*What you have to do*:
In the lines of the material between the line holding "bar-segment-2: [282, 194, 318, 211]" and the line holding "category-label: Eólica: [145, 68, 196, 89]", inclusive, substitute "first-segment" for every "bar-segment-1" and leave everything else unchanged. Write out only those lines.

Spatial annotation entries:
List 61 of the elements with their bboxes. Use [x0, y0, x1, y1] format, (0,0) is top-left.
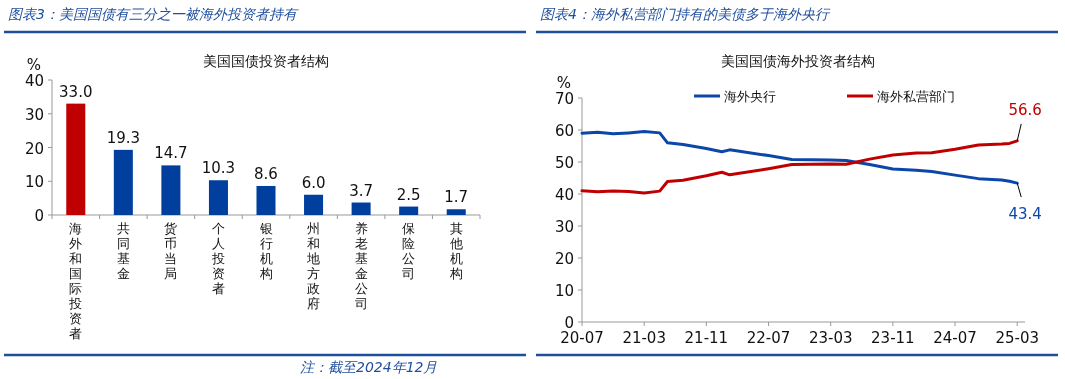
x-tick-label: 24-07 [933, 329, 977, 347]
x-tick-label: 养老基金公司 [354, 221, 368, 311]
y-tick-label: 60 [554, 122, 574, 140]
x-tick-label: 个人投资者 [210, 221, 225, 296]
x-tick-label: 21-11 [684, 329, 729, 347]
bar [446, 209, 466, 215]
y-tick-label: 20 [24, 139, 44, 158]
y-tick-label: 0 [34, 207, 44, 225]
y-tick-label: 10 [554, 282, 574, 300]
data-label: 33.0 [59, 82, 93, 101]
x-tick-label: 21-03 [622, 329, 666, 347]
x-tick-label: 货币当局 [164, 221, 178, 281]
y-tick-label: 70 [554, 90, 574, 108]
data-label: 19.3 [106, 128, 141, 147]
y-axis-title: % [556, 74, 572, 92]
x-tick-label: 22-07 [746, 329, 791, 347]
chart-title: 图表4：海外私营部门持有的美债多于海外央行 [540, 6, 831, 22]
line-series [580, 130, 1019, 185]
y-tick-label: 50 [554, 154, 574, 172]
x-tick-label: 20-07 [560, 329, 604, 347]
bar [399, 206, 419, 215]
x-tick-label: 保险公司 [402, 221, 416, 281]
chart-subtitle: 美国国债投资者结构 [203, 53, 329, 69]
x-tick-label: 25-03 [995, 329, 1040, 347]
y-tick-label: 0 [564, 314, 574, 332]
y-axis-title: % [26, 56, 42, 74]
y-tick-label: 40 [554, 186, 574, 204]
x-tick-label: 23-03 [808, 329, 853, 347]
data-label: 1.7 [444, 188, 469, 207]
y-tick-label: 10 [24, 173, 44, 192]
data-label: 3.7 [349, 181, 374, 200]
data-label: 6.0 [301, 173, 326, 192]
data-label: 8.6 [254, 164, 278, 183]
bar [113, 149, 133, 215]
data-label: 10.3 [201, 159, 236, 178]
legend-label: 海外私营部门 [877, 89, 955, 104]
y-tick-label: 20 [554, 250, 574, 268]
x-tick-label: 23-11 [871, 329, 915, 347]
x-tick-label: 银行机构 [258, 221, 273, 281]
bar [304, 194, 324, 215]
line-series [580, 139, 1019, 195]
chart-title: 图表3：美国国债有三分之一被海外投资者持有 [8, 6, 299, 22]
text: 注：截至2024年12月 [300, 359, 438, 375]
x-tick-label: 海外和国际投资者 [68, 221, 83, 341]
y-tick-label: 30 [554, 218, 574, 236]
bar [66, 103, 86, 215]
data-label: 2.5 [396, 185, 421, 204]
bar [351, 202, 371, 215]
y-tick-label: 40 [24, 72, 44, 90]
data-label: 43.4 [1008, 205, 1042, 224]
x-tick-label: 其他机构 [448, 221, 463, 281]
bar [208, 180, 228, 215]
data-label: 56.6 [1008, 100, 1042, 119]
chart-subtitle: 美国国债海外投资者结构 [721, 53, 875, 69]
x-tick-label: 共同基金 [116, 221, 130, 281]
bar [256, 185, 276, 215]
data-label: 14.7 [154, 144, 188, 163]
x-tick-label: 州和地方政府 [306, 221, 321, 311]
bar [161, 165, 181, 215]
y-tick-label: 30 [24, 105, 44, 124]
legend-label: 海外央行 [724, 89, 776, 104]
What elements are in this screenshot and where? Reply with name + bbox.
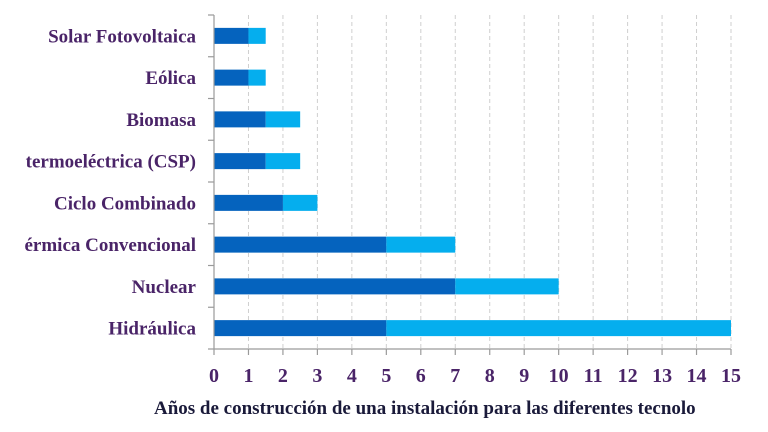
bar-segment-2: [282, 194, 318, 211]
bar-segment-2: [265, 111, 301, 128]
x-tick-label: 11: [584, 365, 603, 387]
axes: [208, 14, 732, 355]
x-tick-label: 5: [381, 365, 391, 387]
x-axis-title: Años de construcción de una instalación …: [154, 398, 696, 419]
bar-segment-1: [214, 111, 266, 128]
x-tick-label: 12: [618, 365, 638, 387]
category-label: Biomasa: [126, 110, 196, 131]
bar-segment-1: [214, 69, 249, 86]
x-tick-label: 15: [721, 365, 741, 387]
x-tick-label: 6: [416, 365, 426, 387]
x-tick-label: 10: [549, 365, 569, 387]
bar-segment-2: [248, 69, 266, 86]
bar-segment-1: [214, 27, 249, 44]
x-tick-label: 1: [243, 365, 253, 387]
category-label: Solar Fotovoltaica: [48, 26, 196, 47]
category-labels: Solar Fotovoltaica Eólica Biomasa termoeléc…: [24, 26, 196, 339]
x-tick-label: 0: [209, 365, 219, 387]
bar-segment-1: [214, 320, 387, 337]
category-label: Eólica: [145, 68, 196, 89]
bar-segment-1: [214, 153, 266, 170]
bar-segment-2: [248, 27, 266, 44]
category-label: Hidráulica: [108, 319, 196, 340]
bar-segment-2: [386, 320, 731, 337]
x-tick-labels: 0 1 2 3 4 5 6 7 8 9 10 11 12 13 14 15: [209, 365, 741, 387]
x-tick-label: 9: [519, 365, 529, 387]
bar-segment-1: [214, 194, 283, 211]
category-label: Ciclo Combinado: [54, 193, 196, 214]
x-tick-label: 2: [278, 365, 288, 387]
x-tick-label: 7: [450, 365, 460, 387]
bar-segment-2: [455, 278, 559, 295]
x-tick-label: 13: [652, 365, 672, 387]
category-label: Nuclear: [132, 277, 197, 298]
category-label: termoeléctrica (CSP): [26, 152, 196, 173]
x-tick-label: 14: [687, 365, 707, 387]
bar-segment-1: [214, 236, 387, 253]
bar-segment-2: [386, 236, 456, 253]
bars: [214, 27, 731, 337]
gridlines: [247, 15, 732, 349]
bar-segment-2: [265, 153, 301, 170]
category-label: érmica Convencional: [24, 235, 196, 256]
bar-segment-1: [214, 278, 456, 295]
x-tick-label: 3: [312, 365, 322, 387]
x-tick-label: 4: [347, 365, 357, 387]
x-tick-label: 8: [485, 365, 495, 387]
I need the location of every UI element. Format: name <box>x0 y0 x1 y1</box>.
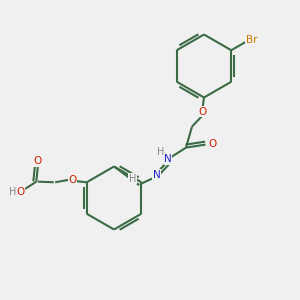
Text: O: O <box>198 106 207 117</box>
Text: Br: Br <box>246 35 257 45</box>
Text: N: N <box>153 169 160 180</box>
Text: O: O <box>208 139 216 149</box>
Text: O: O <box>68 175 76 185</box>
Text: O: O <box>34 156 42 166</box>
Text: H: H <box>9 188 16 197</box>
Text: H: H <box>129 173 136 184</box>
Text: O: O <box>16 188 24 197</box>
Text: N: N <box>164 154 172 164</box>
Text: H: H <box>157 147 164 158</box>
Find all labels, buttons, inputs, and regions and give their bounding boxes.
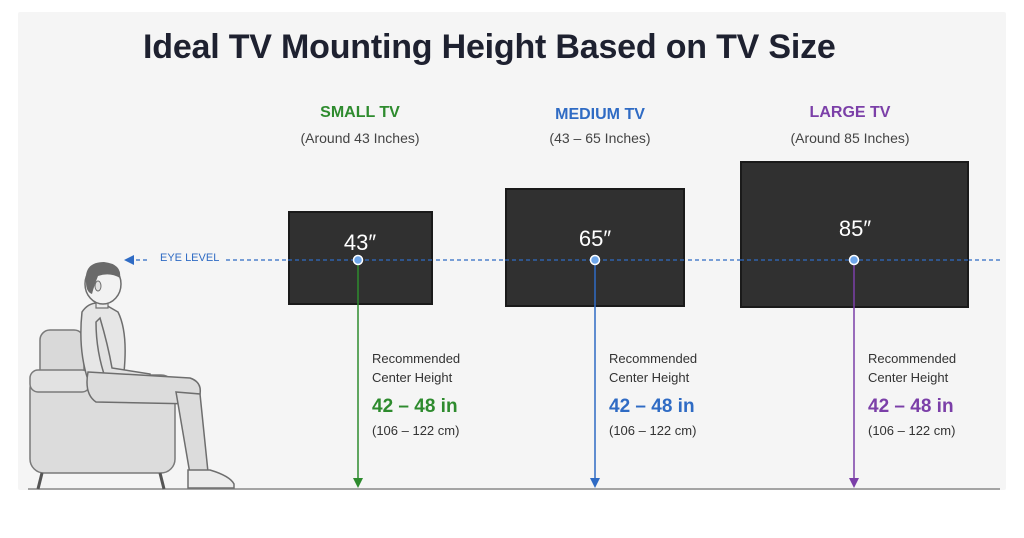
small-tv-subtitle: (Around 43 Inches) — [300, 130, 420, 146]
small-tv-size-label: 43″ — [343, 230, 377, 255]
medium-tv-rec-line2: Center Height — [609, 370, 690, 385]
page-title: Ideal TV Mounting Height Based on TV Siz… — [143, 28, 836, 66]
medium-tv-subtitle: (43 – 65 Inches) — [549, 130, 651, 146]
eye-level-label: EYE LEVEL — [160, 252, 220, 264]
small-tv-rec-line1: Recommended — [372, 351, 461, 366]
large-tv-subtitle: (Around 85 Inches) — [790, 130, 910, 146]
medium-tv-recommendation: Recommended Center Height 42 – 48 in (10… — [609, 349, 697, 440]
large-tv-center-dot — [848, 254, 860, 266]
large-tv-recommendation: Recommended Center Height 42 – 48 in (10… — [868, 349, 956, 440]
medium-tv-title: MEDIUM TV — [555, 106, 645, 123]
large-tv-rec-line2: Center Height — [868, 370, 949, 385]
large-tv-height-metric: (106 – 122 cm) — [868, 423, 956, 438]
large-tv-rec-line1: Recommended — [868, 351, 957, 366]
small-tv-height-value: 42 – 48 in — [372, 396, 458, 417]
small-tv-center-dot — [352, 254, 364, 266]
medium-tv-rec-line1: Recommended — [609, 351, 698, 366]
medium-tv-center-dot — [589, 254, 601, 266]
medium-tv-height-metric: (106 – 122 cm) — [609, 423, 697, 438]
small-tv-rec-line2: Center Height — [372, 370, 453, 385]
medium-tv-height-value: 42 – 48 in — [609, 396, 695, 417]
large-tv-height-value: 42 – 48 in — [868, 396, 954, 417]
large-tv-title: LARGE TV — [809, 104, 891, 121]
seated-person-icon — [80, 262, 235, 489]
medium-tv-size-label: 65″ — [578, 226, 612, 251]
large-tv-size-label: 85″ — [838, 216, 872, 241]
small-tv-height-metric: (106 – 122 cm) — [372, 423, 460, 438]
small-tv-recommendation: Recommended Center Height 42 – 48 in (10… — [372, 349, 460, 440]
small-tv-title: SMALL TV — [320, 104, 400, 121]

* * *

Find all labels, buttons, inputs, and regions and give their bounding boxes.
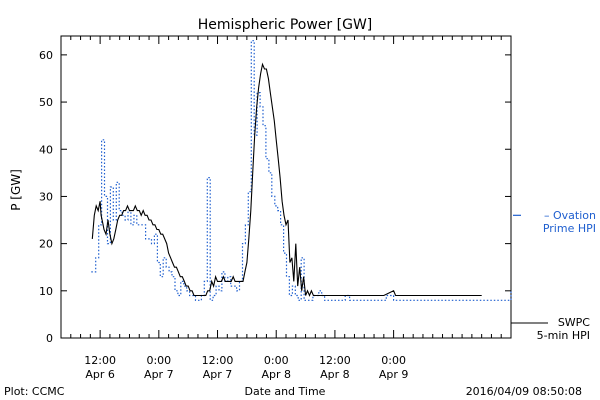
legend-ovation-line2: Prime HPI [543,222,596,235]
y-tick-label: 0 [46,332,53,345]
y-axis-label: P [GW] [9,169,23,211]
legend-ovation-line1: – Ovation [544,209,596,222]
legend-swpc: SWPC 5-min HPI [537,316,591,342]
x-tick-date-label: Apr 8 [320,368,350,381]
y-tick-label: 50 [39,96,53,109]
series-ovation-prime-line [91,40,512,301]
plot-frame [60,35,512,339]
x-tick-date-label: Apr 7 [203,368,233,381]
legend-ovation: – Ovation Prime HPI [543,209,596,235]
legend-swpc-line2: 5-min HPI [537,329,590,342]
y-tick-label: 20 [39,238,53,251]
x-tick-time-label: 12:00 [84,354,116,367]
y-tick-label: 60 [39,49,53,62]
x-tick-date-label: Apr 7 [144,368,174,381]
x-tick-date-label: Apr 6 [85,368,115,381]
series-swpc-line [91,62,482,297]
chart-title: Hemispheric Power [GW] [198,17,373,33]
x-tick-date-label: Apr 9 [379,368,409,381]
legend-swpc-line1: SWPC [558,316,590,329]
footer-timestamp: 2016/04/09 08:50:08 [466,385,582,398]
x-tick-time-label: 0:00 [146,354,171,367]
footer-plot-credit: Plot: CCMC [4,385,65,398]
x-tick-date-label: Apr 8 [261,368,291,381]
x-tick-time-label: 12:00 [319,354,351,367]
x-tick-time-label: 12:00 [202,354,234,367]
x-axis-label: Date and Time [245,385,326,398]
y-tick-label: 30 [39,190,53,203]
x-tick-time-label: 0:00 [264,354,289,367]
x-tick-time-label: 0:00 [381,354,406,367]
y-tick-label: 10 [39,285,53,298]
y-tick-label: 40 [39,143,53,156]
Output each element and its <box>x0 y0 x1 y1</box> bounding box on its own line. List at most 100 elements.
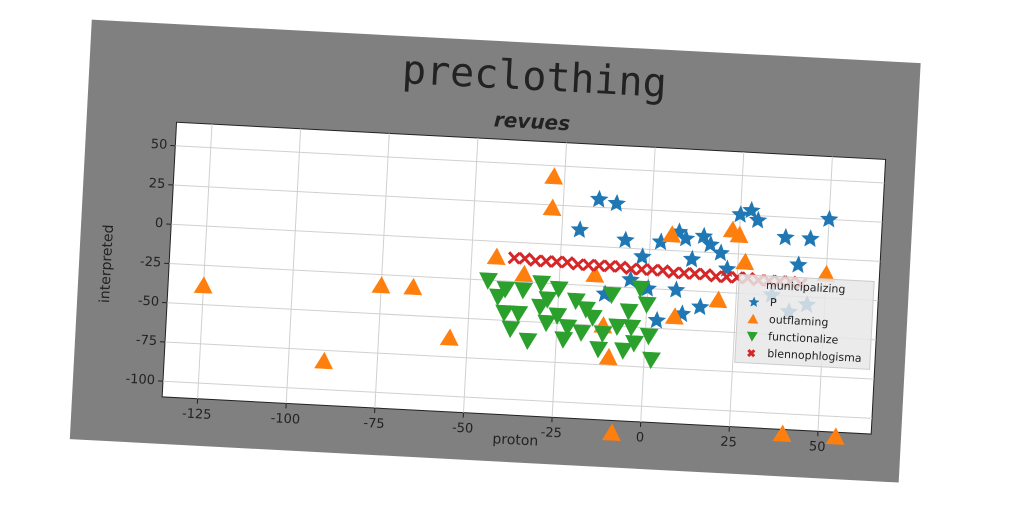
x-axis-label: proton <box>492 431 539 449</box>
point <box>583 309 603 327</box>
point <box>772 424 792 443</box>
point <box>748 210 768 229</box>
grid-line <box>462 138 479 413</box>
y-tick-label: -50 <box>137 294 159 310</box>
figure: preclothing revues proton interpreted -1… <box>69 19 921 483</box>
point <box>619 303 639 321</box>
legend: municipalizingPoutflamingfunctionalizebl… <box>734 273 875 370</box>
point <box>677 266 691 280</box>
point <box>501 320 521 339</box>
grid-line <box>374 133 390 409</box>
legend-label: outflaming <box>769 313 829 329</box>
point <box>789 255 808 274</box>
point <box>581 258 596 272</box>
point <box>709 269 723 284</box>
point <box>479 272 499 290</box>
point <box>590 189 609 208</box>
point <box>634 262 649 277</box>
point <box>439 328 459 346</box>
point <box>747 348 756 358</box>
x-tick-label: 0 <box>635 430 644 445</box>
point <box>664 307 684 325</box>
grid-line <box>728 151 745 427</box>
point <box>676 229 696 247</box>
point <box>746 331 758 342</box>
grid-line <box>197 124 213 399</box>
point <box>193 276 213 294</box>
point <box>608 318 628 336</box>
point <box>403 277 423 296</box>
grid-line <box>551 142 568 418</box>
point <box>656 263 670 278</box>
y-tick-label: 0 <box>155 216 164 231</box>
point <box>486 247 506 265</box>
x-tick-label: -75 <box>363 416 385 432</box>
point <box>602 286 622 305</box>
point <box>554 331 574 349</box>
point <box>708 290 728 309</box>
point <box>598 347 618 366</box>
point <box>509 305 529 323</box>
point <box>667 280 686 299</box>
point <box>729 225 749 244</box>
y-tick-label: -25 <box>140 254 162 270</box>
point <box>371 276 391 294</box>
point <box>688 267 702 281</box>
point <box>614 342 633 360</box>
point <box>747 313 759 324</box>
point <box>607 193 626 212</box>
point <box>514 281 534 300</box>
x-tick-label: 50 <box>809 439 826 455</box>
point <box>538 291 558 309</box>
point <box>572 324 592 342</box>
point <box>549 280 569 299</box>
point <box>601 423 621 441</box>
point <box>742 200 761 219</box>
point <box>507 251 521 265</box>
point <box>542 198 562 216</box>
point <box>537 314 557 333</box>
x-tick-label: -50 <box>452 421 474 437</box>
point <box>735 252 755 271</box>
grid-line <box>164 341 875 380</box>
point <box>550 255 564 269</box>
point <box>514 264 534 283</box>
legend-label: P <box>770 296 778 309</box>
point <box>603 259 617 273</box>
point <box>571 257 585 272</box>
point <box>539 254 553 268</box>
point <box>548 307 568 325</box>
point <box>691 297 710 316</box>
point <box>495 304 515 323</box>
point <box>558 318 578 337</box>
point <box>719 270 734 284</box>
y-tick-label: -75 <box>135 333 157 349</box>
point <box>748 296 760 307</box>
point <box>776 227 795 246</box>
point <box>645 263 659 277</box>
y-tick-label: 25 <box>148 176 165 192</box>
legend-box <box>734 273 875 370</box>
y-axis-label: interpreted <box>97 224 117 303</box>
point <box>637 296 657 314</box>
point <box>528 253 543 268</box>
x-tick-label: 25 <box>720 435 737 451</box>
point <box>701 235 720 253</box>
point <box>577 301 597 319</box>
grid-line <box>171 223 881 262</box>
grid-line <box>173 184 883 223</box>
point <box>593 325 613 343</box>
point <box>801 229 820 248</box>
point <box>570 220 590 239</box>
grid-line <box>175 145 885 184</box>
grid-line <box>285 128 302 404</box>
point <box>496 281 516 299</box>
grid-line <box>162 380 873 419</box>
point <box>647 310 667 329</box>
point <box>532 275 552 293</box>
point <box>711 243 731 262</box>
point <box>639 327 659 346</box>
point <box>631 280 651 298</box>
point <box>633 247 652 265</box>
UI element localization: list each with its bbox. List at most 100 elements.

*Written answer*:
bar-segment-2: [282, 194, 318, 211]
bar-segment-2: [265, 111, 301, 128]
x-tick-label: 11: [584, 365, 603, 387]
axes: [208, 14, 732, 355]
x-tick-label: 5: [381, 365, 391, 387]
x-axis-title: Años de construcción de una instalación …: [154, 398, 696, 419]
first-segment: [214, 111, 266, 128]
x-tick-label: 12: [618, 365, 638, 387]
category-label: Biomasa: [126, 110, 196, 131]
first-segment: [214, 69, 249, 86]
x-tick-label: 15: [721, 365, 741, 387]
x-tick-label: 6: [416, 365, 426, 387]
x-tick-label: 10: [549, 365, 569, 387]
bar-segment-2: [248, 69, 266, 86]
first-segment: [214, 27, 249, 44]
x-tick-label: 1: [243, 365, 253, 387]
category-label: Solar Fotovoltaica: [48, 26, 196, 47]
category-labels: Solar Fotovoltaica Eólica Biomasa termoeléc…: [24, 26, 196, 339]
x-tick-label: 0: [209, 365, 219, 387]
first-segment: [214, 320, 387, 337]
category-label: Eólica: [145, 68, 196, 89]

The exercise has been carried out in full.